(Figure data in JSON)
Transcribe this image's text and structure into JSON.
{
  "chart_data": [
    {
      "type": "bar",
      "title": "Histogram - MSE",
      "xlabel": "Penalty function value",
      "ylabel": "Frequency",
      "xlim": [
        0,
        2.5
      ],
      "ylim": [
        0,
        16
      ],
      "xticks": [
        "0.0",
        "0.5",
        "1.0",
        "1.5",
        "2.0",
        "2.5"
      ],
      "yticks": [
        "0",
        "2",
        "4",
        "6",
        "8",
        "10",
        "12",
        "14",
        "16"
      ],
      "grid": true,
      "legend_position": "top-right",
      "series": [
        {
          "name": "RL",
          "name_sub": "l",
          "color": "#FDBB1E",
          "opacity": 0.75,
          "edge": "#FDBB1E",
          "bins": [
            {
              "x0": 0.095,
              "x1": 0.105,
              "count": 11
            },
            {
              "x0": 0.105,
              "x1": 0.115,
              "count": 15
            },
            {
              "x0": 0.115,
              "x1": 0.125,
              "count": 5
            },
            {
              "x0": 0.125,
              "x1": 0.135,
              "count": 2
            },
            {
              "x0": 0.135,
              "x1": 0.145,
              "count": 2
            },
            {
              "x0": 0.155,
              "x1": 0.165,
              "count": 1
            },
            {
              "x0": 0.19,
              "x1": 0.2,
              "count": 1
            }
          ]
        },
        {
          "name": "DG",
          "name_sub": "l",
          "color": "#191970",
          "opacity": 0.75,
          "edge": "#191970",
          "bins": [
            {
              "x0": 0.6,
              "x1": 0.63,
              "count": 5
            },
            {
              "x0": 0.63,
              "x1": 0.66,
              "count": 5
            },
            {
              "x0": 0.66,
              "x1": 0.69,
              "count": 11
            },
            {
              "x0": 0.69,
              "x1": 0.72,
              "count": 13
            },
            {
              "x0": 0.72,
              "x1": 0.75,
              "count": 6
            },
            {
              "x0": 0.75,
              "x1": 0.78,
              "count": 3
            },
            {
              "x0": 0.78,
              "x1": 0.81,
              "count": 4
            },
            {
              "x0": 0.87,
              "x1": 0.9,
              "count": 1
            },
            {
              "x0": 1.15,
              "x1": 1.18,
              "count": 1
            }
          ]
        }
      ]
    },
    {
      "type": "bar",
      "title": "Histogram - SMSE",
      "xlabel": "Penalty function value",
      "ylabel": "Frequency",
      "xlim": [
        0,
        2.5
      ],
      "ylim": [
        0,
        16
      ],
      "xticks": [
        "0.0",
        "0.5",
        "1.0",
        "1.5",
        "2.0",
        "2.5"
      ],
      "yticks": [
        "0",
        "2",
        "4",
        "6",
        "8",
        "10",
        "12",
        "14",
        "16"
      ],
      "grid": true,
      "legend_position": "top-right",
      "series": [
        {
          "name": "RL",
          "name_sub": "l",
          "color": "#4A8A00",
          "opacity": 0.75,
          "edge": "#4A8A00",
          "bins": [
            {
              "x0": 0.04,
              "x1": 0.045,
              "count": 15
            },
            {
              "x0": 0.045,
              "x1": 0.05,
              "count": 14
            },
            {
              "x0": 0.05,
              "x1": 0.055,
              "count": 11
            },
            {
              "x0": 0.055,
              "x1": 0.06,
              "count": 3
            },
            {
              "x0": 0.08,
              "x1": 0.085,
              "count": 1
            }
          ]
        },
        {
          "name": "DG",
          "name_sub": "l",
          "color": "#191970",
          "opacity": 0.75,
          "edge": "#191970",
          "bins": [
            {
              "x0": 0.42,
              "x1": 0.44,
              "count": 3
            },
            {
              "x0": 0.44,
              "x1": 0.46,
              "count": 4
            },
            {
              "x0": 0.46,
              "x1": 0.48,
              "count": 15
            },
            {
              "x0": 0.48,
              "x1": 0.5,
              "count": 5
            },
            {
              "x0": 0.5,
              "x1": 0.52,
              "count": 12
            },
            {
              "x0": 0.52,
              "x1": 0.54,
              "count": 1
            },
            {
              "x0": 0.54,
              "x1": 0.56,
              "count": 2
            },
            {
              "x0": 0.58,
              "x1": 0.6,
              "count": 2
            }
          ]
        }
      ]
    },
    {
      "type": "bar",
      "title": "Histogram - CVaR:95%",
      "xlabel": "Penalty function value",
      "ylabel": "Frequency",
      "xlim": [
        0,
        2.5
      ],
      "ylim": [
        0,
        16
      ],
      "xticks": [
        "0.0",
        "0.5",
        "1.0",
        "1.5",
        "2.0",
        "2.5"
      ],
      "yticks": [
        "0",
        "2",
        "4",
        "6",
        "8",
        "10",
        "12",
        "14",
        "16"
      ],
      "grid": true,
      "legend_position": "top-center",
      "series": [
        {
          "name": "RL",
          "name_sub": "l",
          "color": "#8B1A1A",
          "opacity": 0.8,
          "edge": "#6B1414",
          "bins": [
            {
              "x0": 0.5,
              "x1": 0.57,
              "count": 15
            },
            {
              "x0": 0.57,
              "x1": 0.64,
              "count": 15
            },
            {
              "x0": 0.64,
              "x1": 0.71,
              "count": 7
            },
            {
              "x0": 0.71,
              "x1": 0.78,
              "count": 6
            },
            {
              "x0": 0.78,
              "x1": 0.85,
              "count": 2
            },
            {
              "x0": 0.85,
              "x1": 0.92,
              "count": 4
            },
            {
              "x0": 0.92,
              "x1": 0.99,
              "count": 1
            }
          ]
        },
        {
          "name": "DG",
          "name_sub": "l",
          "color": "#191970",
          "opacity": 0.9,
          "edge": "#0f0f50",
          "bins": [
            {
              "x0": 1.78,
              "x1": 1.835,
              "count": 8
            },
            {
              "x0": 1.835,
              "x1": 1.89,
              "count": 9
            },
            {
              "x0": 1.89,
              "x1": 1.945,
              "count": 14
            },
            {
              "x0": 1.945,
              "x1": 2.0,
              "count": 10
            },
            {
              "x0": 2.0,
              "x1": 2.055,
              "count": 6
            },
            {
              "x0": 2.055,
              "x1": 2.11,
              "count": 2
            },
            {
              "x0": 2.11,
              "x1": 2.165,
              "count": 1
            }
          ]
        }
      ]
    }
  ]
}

> **OBJECTIVE**
Write the listing out again, exactly as shown above.

> **OUTPUT OF THE EXERCISE**
Transcribe this image's text and structure into JSON.
{
  "chart_data": [
    {
      "type": "bar",
      "title": "Histogram - MSE",
      "xlabel": "Penalty function value",
      "ylabel": "Frequency",
      "xlim": [
        0,
        2.5
      ],
      "ylim": [
        0,
        16
      ],
      "xticks": [
        "0.0",
        "0.5",
        "1.0",
        "1.5",
        "2.0",
        "2.5"
      ],
      "yticks": [
        "0",
        "2",
        "4",
        "6",
        "8",
        "10",
        "12",
        "14",
        "16"
      ],
      "grid": true,
      "legend_position": "top-right",
      "series": [
        {
          "name": "RL",
          "name_sub": "l",
          "color": "#FDBB1E",
          "opacity": 0.75,
          "edge": "#FDBB1E",
          "bins": [
            {
              "x0": 0.095,
              "x1": 0.105,
              "count": 11
            },
            {
              "x0": 0.105,
              "x1": 0.115,
              "count": 15
            },
            {
              "x0": 0.115,
              "x1": 0.125,
              "count": 5
            },
            {
              "x0": 0.125,
              "x1": 0.135,
              "count": 2
            },
            {
              "x0": 0.135,
              "x1": 0.145,
              "count": 2
            },
            {
              "x0": 0.155,
              "x1": 0.165,
              "count": 1
            },
            {
              "x0": 0.19,
              "x1": 0.2,
              "count": 1
            }
          ]
        },
        {
          "name": "DG",
          "name_sub": "l",
          "color": "#191970",
          "opacity": 0.75,
          "edge": "#191970",
          "bins": [
            {
              "x0": 0.6,
              "x1": 0.63,
              "count": 5
            },
            {
              "x0": 0.63,
              "x1": 0.66,
              "count": 5
            },
            {
              "x0": 0.66,
              "x1": 0.69,
              "count": 11
            },
            {
              "x0": 0.69,
              "x1": 0.72,
              "count": 13
            },
            {
              "x0": 0.72,
              "x1": 0.75,
              "count": 6
            },
            {
              "x0": 0.75,
              "x1": 0.78,
              "count": 3
            },
            {
              "x0": 0.78,
              "x1": 0.81,
              "count": 4
            },
            {
              "x0": 0.87,
              "x1": 0.9,
              "count": 1
            },
            {
              "x0": 1.15,
              "x1": 1.18,
              "count": 1
            }
          ]
        }
      ]
    },
    {
      "type": "bar",
      "title": "Histogram - SMSE",
      "xlabel": "Penalty function value",
      "ylabel": "Frequency",
      "xlim": [
        0,
        2.5
      ],
      "ylim": [
        0,
        16
      ],
      "xticks": [
        "0.0",
        "0.5",
        "1.0",
        "1.5",
        "2.0",
        "2.5"
      ],
      "yticks": [
        "0",
        "2",
        "4",
        "6",
        "8",
        "10",
        "12",
        "14",
        "16"
      ],
      "grid": true,
      "legend_position": "top-right",
      "series": [
        {
          "name": "RL",
          "name_sub": "l",
          "color": "#4A8A00",
          "opacity": 0.75,
          "edge": "#4A8A00",
          "bins": [
            {
              "x0": 0.04,
              "x1": 0.045,
              "count": 15
            },
            {
              "x0": 0.045,
              "x1": 0.05,
              "count": 14
            },
            {
              "x0": 0.05,
              "x1": 0.055,
              "count": 11
            },
            {
              "x0": 0.055,
              "x1": 0.06,
              "count": 3
            },
            {
              "x0": 0.08,
              "x1": 0.085,
              "count": 1
            }
          ]
        },
        {
          "name": "DG",
          "name_sub": "l",
          "color": "#191970",
          "opacity": 0.75,
          "edge": "#191970",
          "bins": [
            {
              "x0": 0.42,
              "x1": 0.44,
              "count": 3
            },
            {
              "x0": 0.44,
              "x1": 0.46,
              "count": 4
            },
            {
              "x0": 0.46,
              "x1": 0.48,
              "count": 15
            },
            {
              "x0": 0.48,
              "x1": 0.5,
              "count": 5
            },
            {
              "x0": 0.5,
              "x1": 0.52,
              "count": 12
            },
            {
              "x0": 0.52,
              "x1": 0.54,
              "count": 1
            },
            {
              "x0": 0.54,
              "x1": 0.56,
              "count": 2
            },
            {
              "x0": 0.58,
              "x1": 0.6,
              "count": 2
            }
          ]
        }
      ]
    },
    {
      "type": "bar",
      "title": "Histogram - CVaR:95%",
      "xlabel": "Penalty function value",
      "ylabel": "Frequency",
      "xlim": [
        0,
        2.5
      ],
      "ylim": [
        0,
        16
      ],
      "xticks": [
        "0.0",
        "0.5",
        "1.0",
        "1.5",
        "2.0",
        "2.5"
      ],
      "yticks": [
        "0",
        "2",
        "4",
        "6",
        "8",
        "10",
        "12",
        "14",
        "16"
      ],
      "grid": true,
      "legend_position": "top-center",
      "series": [
        {
          "name": "RL",
          "name_sub": "l",
          "color": "#8B1A1A",
          "opacity": 0.8,
          "edge": "#6B1414",
          "bins": [
            {
              "x0": 0.5,
              "x1": 0.57,
              "count": 15
            },
            {
              "x0": 0.57,
              "x1": 0.64,
              "count": 15
            },
            {
              "x0": 0.64,
              "x1": 0.71,
              "count": 7
            },
            {
              "x0": 0.71,
              "x1": 0.78,
              "count": 6
            },
            {
              "x0": 0.78,
              "x1": 0.85,
              "count": 2
            },
            {
              "x0": 0.85,
              "x1": 0.92,
              "count": 4
            },
            {
              "x0": 0.92,
              "x1": 0.99,
              "count": 1
            }
          ]
        },
        {
          "name": "DG",
          "name_sub": "l",
          "color": "#191970",
          "opacity": 0.9,
          "edge": "#0f0f50",
          "bins": [
            {
              "x0": 1.78,
              "x1": 1.835,
              "count": 8
            },
            {
              "x0": 1.835,
              "x1": 1.89,
              "count": 9
            },
            {
              "x0": 1.89,
              "x1": 1.945,
              "count": 14
            },
            {
              "x0": 1.945,
              "x1": 2.0,
              "count": 10
            },
            {
              "x0": 2.0,
              "x1": 2.055,
              "count": 6
            },
            {
              "x0": 2.055,
              "x1": 2.11,
              "count": 2
            },
            {
              "x0": 2.11,
              "x1": 2.165,
              "count": 1
            }
          ]
        }
      ]
    }
  ]
}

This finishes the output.